**** Provided information

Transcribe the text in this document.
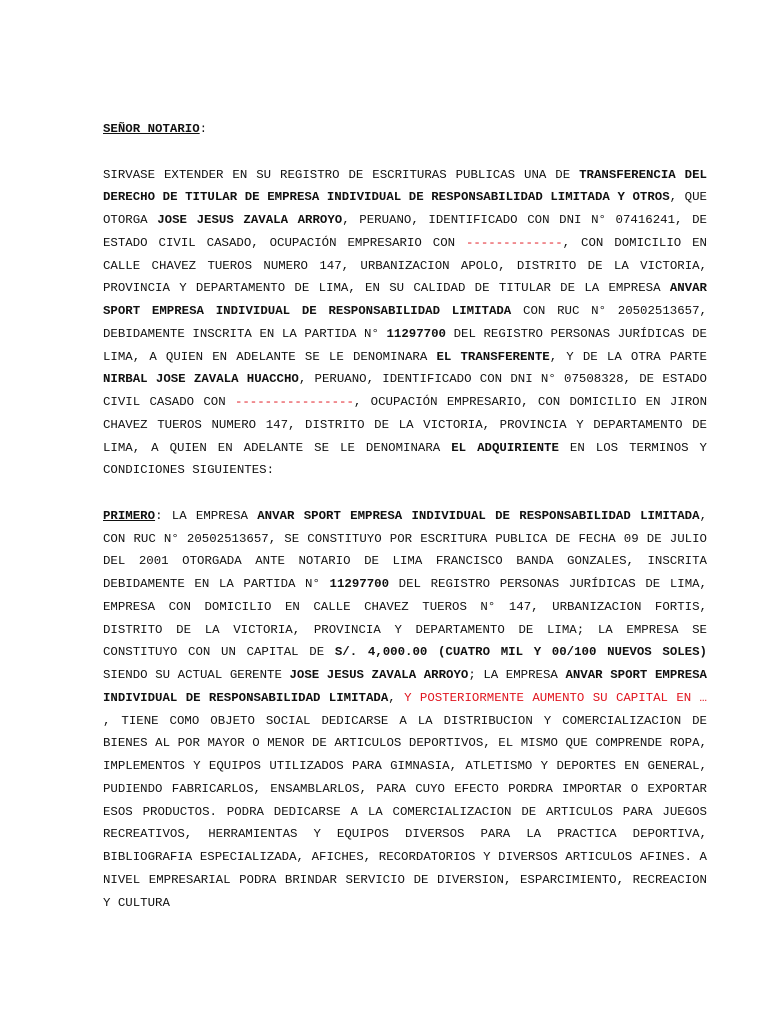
SEÑOR NOTARIO:

SIRVASE EXTENDER EN SU REGISTRO DE ESCRITURAS PUBLICAS UNA DE TRANSFERENCIA DEL DERECHO DE TITULAR DE EMPRESA INDIVIDUAL DE RESPONSABILIDAD LIMITADA Y OTROS, QUE OTORGA JOSE JESUS ZAVALA ARROYO, PERUANO, IDENTIFICADO CON DNI N° 07416241, DE ESTADO CIVIL CASADO, OCUPACIÓN EMPRESARIO CON -------------, CON DOMICILIO EN CALLE CHAVEZ TUEROS NUMERO 147, URBANIZACION APOLO, DISTRITO DE LA VICTORIA, PROVINCIA Y DEPARTAMENTO DE LIMA, EN SU CALIDAD DE TITULAR DE LA EMPRESA ANVAR SPORT EMPRESA INDIVIDUAL DE RESPONSABILIDAD LIMITADA CON RUC N° 20502513657, DEBIDAMENTE INSCRITA EN LA PARTIDA N° 11297700 DEL REGISTRO PERSONAS JURÍDICAS DE LIMA, A QUIEN EN ADELANTE SE LE DENOMINARA EL TRANSFERENTE, Y DE LA OTRA PARTE NIRBAL JOSE ZAVALA HUACCHO, PERUANO, IDENTIFICADO CON DNI N° 07508328, DE ESTADO CIVIL CASADO CON ----------------, OCUPACIÓN EMPRESARIO, CON DOMICILIO EN JIRON CHAVEZ TUEROS NUMERO 147, DISTRITO DE LA VICTORIA, PROVINCIA Y DEPARTAMENTO DE LIMA, A QUIEN EN ADELANTE SE LE DENOMINARA EL ADQUIRIENTE EN LOS TERMINOS Y CONDICIONES SIGUIENTES:

PRIMERO: LA EMPRESA ANVAR SPORT EMPRESA INDIVIDUAL DE RESPONSABILIDAD LIMITADA, CON RUC N° 20502513657, SE CONSTITUYO POR ESCRITURA PUBLICA DE FECHA 09 DE JULIO DEL 2001 OTORGADA ANTE NOTARIO DE LIMA FRANCISCO BANDA GONZALES, INSCRITA DEBIDAMENTE EN LA PARTIDA N° 11297700 DEL REGISTRO PERSONAS JURÍDICAS DE LIMA, EMPRESA CON DOMICILIO EN CALLE CHAVEZ TUEROS N° 147, URBANIZACION FORTIS, DISTRITO DE LA VICTORIA, PROVINCIA Y DEPARTAMENTO DE LIMA; LA EMPRESA SE CONSTITUYO CON UN CAPITAL DE S/. 4,000.00 (CUATRO MIL Y 00/100 NUEVOS SOLES) SIENDO SU ACTUAL GERENTE JOSE JESUS ZAVALA ARROYO; LA EMPRESA ANVAR SPORT EMPRESA INDIVIDUAL DE RESPONSABILIDAD LIMITADA, Y POSTERIORMENTE AUMENTO SU CAPITAL EN … , TIENE COMO OBJETO SOCIAL DEDICARSE A LA DISTRIBUCION Y COMERCIALIZACION DE BIENES AL POR MAYOR O MENOR DE ARTICULOS DEPORTIVOS, EL MISMO QUE COMPRENDE ROPA, IMPLEMENTOS Y EQUIPOS UTILIZADOS PARA GIMNASIA, ATLETISMO Y DEPORTES EN GENERAL, PUDIENDO FABRICARLOS, ENSAMBLARLOS, PARA CUYO EFECTO PORDRA IMPORTAR O EXPORTAR ESOS PRODUCTOS. PODRA DEDICARSE A LA COMERCIALIZACION DE ARTICULOS PARA JUEGOS RECREATIVOS, HERRAMIENTAS Y EQUIPOS DIVERSOS PARA LA PRACTICA DEPORTIVA, BIBLIOGRAFIA ESPECIALIZADA, AFICHES, RECORDATORIOS Y DIVERSOS ARTICULOS AFINES. A NIVEL EMPRESARIAL PODRA BRINDAR SERVICIO DE DIVERSION, ESPARCIMIENTO, RECREACION Y CULTURA
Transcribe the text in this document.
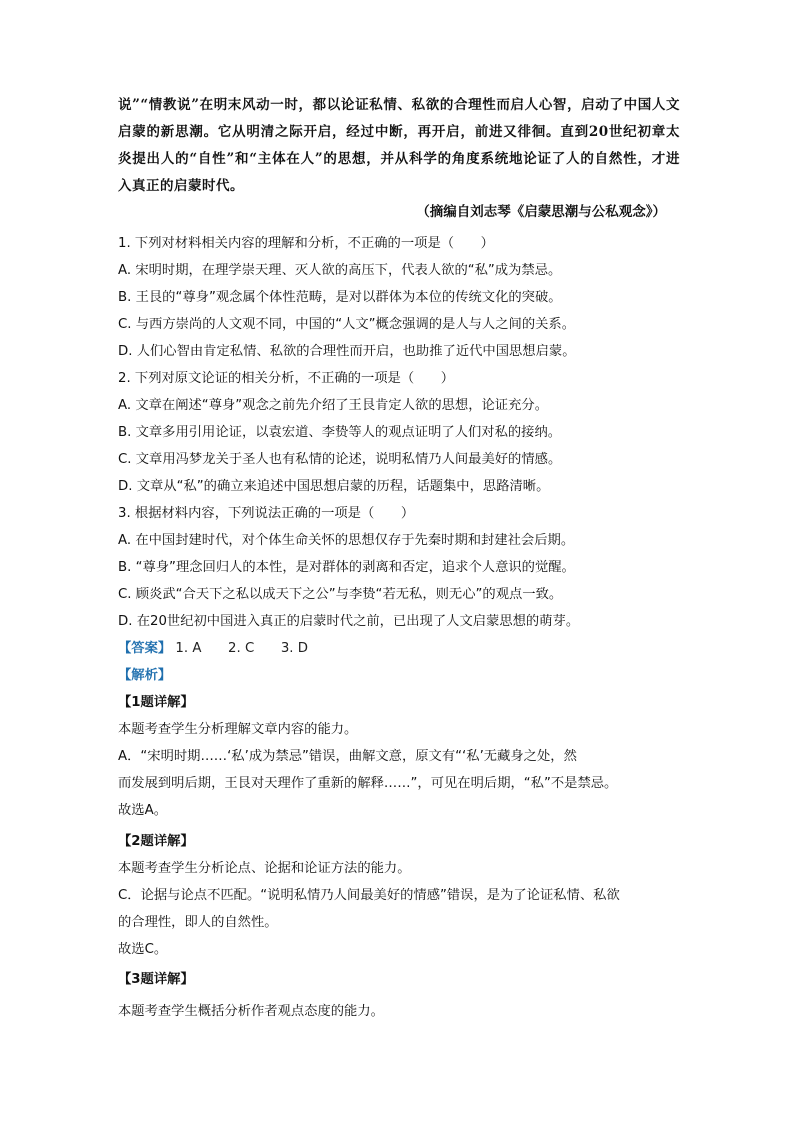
说”“情教说”在明末风动一时，都以论证私情、私欲的合理性而启人心智，启动了中国人文启蒙的新思潮。它从明清之际开启，经过中断，再开启，前进又徘徊。直到20世纪初章太炎提出人的“自性”和“主体在人”的思想，并从科学的角度系统地论证了人的自然性，才进入真正的启蒙时代。

（摘编自刘志琴《启蒙思潮与公私观念》）
1. 下列对材料相关内容的理解和分析，不正确的一项是（　　）
A. 宋明时期，在理学崇天理、灭人欲的高压下，代表人欲的“私”成为禁忌。
B. 王艮的“尊身”观念属个体性范畴，是对以群体为本位的传统文化的突破。
C. 与西方崇尚的人文观不同，中国的“人文”概念强调的是人与人之间的关系。
D. 人们心智由肯定私情、私欲的合理性而开启，也助推了近代中国思想启蒙。
2. 下列对原文论证的相关分析，不正确的一项是（　　）
A. 文章在阐述“尊身”观念之前先介绍了王艮肯定人欲的思想，论证充分。
B. 文章多用引用论证，以袁宏道、李贽等人的观点证明了人们对私的接纳。
C. 文章用冯梦龙关于圣人也有私情的论述，说明私情乃人间最美好的情感。
D. 文章从“私”的确立来追述中国思想启蒙的历程，话题集中，思路清晰。
3. 根据材料内容，下列说法正确的一项是（　　）
A. 在中国封建时代，对个体生命关怀的思想仅存于先秦时期和封建社会后期。
B. “尊身”理念回归人的本性，是对群体的剥离和否定，追求个人意识的觉醒。
C. 顾炎武“合天下之私以成天下之公”与李贽“若无私，则无心”的观点一致。
D. 在20世纪初中国进入真正的启蒙时代之前，已出现了人文启蒙思想的萌芽。
【答案】 1. A　　2. C　　3. D
【解析】
【1题详解】
本题考查学生分析理解文章内容的能力。
A．“宋明时期……‘私’成为禁忌”错误，曲解文意，原文有“‘私’无藏身之处，然
而发展到明后期，王艮对天理作了重新的解释……”，可见在明后期，“私”不是禁忌。
故选A。
【2题详解】
本题考查学生分析论点、论据和论证方法的能力。
C．论据与论点不匹配。“说明私情乃人间最美好的情感”错误，是为了论证私情、私欲
的合理性，即人的自然性。
故选C。
【3题详解】
本题考查学生概括分析作者观点态度的能力。
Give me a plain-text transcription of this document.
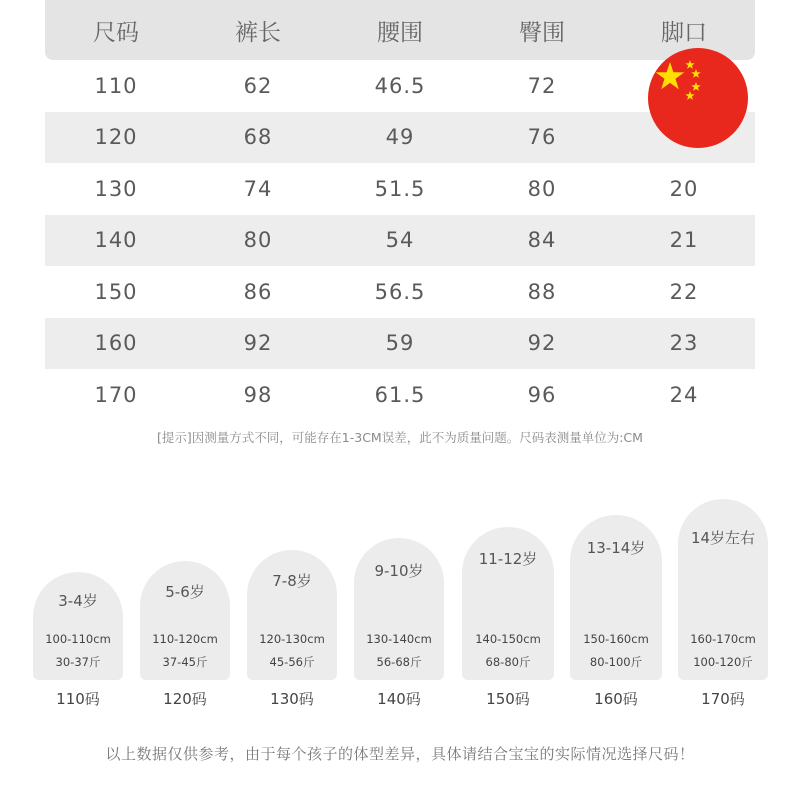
尺码	裤长	腰围	臀围	脚口
110	62	46.5	72
120	68	49	76
130	74	51.5	80	20
140	80	54	84	21
150	86	56.5	88	22
160	92	59	92	23
170	98	61.5	96	24
[提示]因测量方式不同，可能存在1-3CM误差，此不为质量问题。尺码表测量单位为:CM
3-4岁
100-110cm
30-37斤
110码
5-6岁
110-120cm
37-45斤
120码
7-8岁
120-130cm
45-56斤
130码
9-10岁
130-140cm
56-68斤
140码
11-12岁
140-150cm
68-80斤
150码
13-14岁
150-160cm
80-100斤
160码
14岁左右
160-170cm
100-120斤
170码
以上数据仅供参考，由于每个孩子的体型差异，具体请结合宝宝的实际情况选择尺码！
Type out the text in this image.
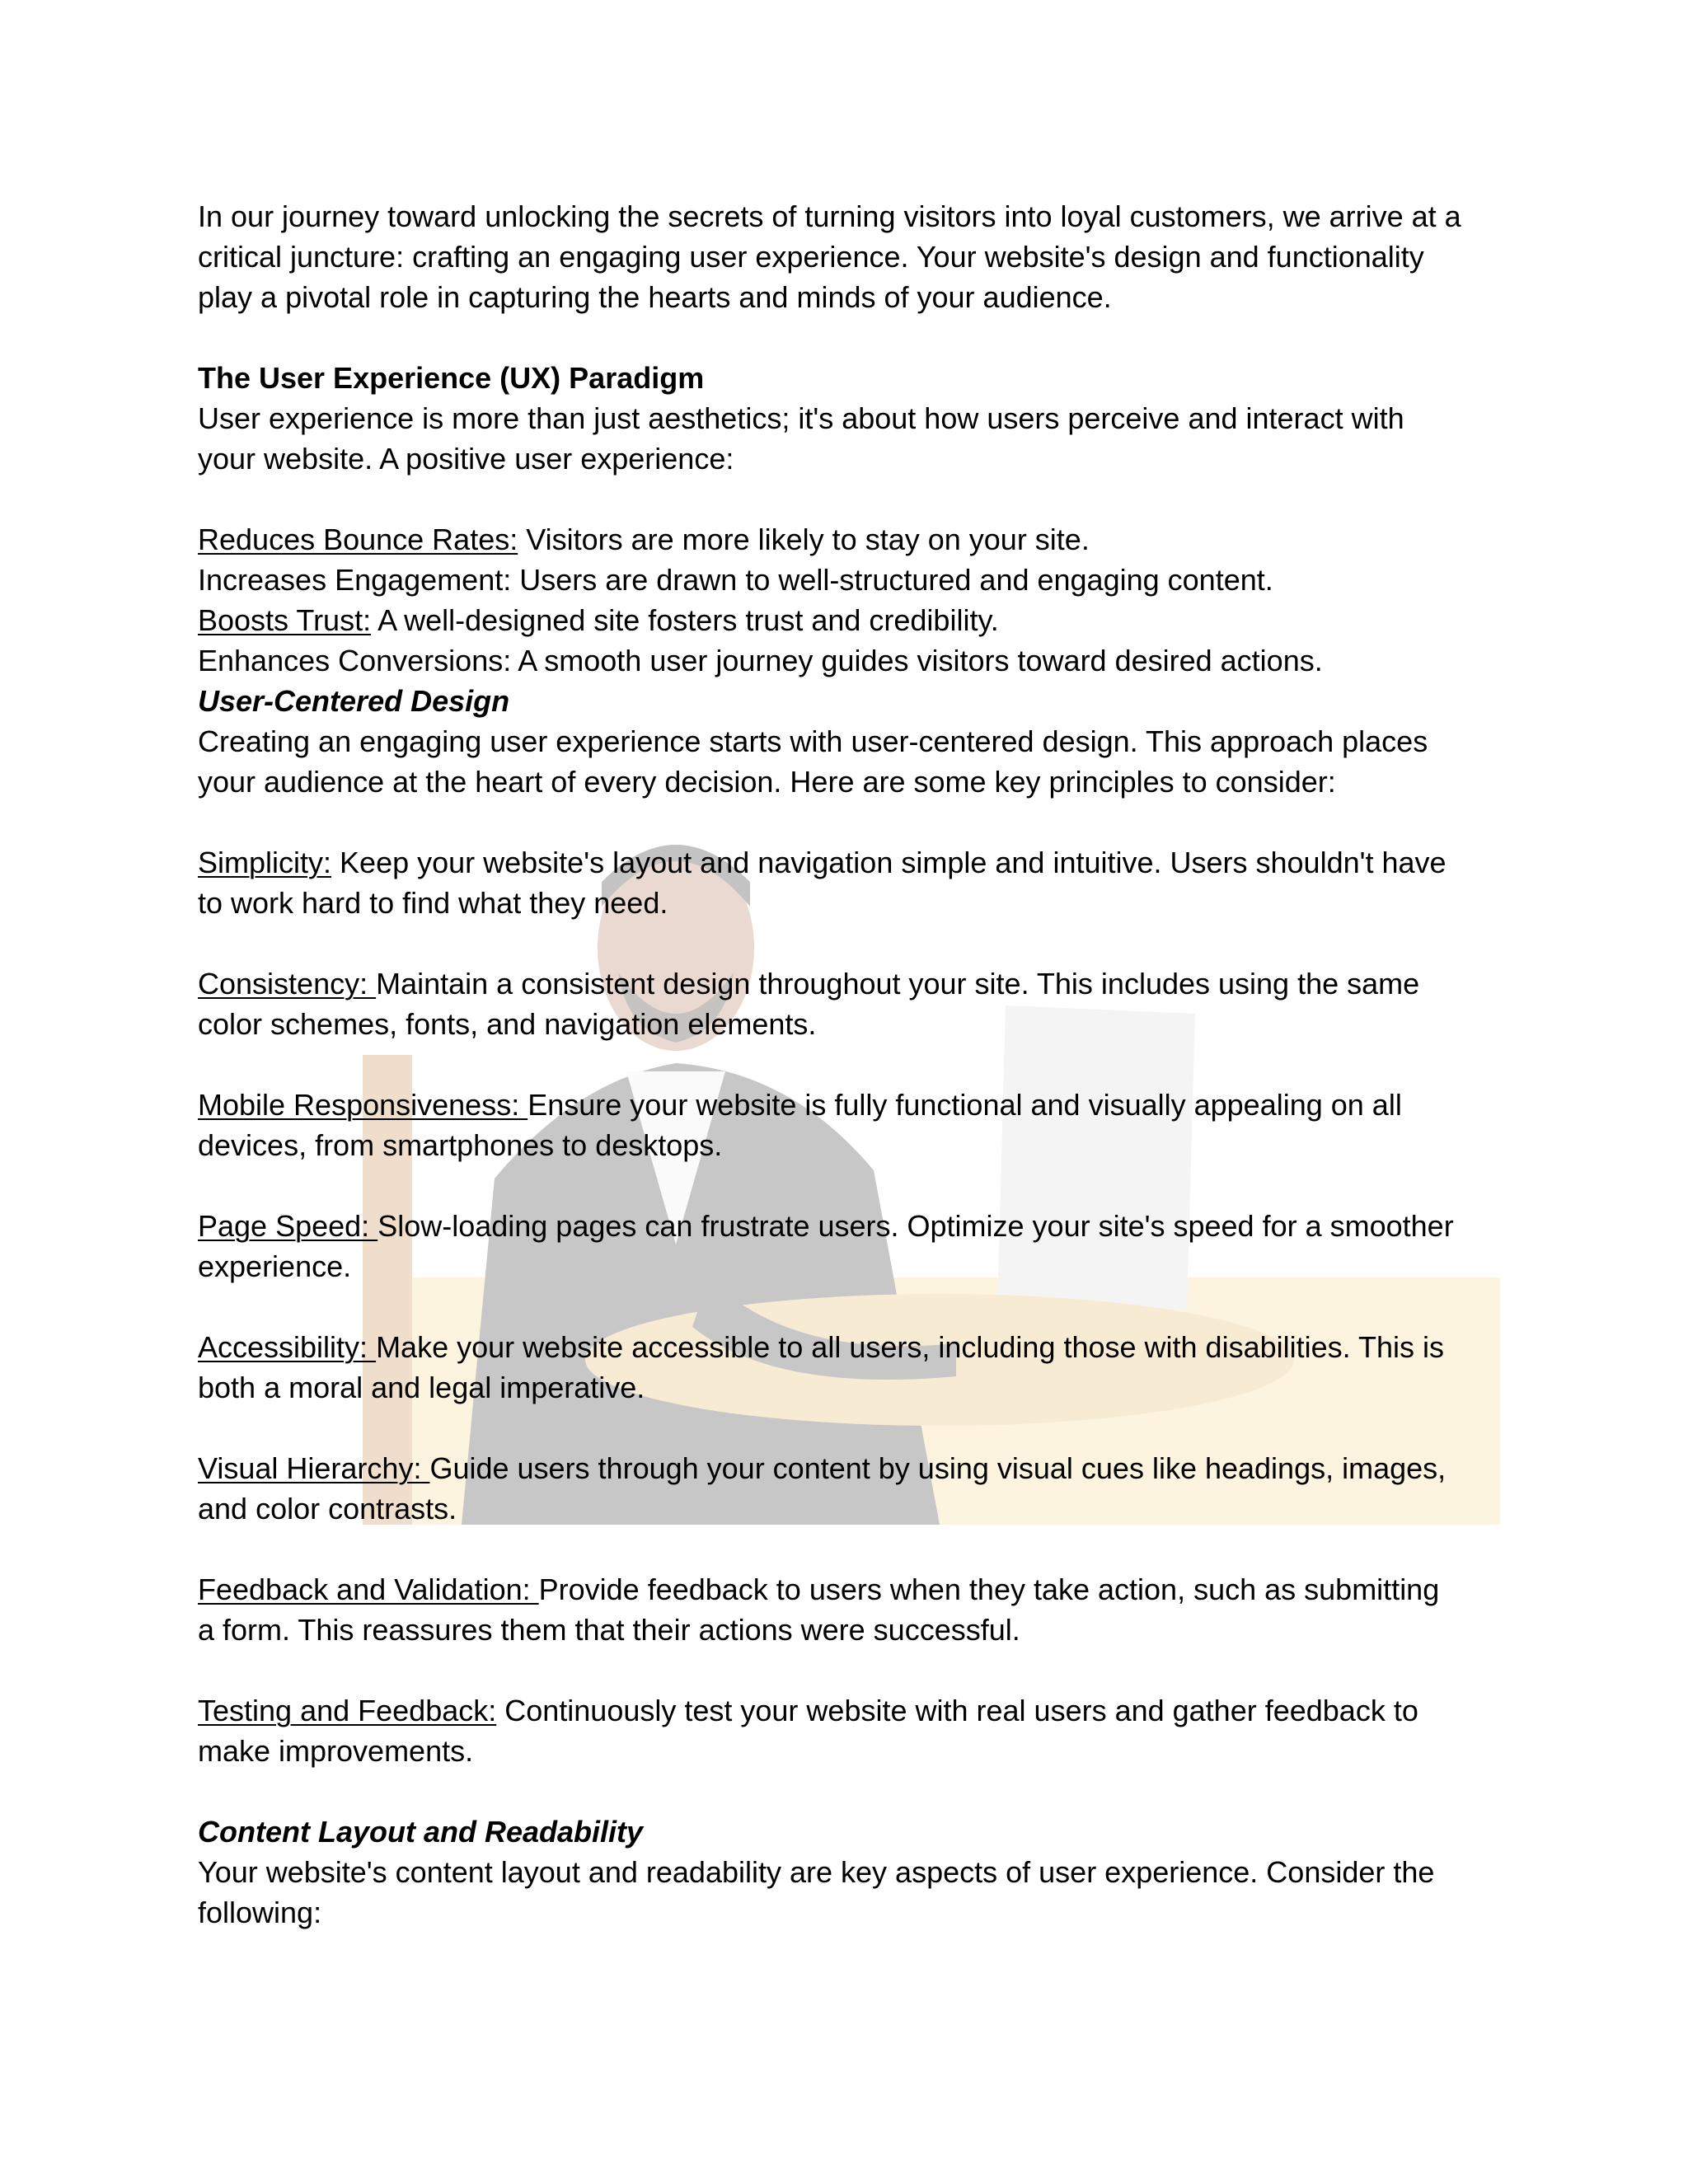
In our journey toward unlocking the secrets of turning visitors into loyal customers, we arrive at a

critical juncture: crafting an engaging user experience. Your website's design and functionality

play a pivotal role in capturing the hearts and minds of your audience.

The User Experience (UX) Paradigm

User experience is more than just aesthetics; it's about how users perceive and interact with

your website. A positive user experience:

Reduces Bounce Rates: Visitors are more likely to stay on your site.

Increases Engagement: Users are drawn to well-structured and engaging content.

Boosts Trust: A well-designed site fosters trust and credibility.

Enhances Conversions: A smooth user journey guides visitors toward desired actions.

User-Centered Design

Creating an engaging user experience starts with user-centered design. This approach places

your audience at the heart of every decision. Here are some key principles to consider:

Simplicity: Keep your website's layout and navigation simple and intuitive. Users shouldn't have

to work hard to find what they need.

Consistency: Maintain a consistent design throughout your site. This includes using the same

color schemes, fonts, and navigation elements.

Mobile Responsiveness: Ensure your website is fully functional and visually appealing on all

devices, from smartphones to desktops.

Page Speed: Slow-loading pages can frustrate users. Optimize your site's speed for a smoother

experience.

Accessibility: Make your website accessible to all users, including those with disabilities. This is

both a moral and legal imperative.

Visual Hierarchy: Guide users through your content by using visual cues like headings, images,

and color contrasts.

Feedback and Validation: Provide feedback to users when they take action, such as submitting

a form. This reassures them that their actions were successful.

Testing and Feedback: Continuously test your website with real users and gather feedback to

make improvements.

Content Layout and Readability

Your website's content layout and readability are key aspects of user experience. Consider the

following:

********

Each line of the material above either contains the word "宋明时期" or does not; state how many do, and nothing else.

● Answer for the task
2